Collected data:

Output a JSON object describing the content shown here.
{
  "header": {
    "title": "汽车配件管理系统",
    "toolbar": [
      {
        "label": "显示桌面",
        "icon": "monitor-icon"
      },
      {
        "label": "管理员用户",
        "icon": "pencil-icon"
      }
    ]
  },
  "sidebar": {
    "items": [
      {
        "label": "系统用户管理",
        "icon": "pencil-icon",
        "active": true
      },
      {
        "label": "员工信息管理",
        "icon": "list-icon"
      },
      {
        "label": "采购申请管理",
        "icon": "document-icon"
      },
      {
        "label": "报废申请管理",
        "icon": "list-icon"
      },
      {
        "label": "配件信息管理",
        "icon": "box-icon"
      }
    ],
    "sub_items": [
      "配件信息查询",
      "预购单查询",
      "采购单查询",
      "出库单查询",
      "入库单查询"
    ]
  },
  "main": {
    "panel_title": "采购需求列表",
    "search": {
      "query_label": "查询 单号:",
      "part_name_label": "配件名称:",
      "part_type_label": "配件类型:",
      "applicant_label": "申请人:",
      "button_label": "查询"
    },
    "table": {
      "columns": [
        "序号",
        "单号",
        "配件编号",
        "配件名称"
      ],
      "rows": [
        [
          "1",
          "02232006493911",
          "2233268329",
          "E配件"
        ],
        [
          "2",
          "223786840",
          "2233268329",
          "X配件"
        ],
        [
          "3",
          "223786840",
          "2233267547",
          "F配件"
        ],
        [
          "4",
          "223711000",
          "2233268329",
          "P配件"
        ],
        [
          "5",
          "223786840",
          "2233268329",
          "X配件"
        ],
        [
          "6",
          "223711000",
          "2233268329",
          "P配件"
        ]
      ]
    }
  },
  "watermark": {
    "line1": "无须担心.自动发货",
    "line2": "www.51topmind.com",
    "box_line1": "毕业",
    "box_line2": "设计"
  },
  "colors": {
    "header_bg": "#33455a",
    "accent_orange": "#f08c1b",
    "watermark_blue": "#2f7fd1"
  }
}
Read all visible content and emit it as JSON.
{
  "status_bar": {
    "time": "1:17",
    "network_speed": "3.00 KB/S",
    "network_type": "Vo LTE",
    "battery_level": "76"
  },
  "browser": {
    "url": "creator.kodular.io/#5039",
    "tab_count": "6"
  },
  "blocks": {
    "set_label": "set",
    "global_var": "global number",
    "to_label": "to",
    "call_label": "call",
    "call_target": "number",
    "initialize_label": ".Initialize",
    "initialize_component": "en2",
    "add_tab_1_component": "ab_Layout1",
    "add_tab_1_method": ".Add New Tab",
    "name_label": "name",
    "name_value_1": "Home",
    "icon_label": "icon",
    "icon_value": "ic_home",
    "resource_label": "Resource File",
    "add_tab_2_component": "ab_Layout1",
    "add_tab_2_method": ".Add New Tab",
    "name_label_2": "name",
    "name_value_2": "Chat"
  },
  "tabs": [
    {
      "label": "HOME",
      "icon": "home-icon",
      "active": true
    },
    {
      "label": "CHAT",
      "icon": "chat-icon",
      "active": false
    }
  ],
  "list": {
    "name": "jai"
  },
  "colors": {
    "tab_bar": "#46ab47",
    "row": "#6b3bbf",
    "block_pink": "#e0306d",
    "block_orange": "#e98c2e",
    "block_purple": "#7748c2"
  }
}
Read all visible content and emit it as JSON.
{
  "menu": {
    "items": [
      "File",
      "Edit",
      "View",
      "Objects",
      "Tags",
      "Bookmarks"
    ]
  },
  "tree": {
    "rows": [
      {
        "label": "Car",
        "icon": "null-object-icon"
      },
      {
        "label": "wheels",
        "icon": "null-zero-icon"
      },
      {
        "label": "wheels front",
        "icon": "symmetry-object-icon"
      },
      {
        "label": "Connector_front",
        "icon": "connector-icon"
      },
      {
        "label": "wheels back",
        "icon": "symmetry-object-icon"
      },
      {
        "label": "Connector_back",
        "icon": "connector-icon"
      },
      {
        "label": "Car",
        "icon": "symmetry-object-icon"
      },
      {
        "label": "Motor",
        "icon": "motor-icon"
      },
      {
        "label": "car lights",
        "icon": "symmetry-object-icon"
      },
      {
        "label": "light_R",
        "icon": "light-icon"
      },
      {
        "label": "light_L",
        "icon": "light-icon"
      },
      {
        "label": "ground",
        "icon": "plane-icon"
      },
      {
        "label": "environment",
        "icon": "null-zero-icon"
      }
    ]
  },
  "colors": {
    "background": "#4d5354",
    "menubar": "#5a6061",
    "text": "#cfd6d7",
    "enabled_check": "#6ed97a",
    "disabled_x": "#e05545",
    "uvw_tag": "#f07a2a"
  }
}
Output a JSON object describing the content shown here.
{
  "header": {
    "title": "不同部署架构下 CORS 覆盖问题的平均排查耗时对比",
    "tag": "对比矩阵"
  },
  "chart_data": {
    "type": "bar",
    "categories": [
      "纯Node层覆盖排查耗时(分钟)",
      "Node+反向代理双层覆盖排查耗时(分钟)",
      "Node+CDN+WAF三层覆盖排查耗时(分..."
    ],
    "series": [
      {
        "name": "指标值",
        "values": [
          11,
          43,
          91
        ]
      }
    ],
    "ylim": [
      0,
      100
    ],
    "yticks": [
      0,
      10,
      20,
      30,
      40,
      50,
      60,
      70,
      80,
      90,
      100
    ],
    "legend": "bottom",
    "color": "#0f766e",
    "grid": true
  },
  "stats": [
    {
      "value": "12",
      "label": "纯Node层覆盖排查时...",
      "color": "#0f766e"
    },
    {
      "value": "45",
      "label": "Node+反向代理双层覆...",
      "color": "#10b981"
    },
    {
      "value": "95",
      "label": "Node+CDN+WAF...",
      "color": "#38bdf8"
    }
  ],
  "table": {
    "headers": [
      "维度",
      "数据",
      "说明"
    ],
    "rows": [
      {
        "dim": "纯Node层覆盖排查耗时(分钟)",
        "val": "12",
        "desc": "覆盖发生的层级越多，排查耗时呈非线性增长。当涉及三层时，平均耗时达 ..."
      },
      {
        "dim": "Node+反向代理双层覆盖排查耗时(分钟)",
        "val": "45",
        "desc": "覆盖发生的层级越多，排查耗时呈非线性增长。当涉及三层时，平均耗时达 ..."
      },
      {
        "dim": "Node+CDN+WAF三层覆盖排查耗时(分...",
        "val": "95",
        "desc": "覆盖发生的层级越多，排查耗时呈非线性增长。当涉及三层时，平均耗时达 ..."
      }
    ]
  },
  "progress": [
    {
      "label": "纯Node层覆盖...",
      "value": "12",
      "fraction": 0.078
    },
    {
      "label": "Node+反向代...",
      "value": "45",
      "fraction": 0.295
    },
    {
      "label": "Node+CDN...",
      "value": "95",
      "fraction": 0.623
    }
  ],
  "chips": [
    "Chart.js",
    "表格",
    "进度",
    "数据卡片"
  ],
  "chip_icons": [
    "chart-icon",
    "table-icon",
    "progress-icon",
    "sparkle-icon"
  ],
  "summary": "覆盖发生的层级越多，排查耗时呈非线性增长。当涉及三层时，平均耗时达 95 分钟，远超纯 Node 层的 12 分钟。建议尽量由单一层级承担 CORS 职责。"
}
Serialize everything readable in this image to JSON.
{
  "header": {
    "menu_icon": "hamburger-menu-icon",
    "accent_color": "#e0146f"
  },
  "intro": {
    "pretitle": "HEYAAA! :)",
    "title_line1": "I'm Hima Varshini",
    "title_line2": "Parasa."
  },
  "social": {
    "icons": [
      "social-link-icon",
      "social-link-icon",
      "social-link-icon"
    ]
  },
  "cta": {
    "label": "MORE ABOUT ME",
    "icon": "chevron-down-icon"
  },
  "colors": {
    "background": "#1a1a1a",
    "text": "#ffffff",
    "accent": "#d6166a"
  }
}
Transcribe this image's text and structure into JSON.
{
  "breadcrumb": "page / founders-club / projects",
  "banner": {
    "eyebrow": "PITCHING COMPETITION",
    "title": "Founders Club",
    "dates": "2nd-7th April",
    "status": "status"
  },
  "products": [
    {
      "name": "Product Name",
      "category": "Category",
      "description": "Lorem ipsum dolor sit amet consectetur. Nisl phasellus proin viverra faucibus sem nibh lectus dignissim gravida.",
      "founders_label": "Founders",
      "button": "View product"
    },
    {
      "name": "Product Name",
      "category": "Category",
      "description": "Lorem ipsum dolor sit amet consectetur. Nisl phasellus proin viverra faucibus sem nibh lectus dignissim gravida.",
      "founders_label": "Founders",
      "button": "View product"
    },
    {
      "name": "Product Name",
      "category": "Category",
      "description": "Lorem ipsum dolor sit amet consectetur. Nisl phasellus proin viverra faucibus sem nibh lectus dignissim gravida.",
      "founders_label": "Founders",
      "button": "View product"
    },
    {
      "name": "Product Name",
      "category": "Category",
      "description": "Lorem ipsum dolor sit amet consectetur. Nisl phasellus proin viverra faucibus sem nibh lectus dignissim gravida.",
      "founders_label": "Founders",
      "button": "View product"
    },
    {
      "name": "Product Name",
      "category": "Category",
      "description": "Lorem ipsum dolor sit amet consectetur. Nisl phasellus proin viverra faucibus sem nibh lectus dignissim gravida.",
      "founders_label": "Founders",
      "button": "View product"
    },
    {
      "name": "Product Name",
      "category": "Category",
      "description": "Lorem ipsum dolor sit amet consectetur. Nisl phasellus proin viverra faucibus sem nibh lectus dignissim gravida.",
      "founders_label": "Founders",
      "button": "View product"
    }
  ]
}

Directions for this task -> Return only the count of lines in the records that hold the word "image".

The result -> 2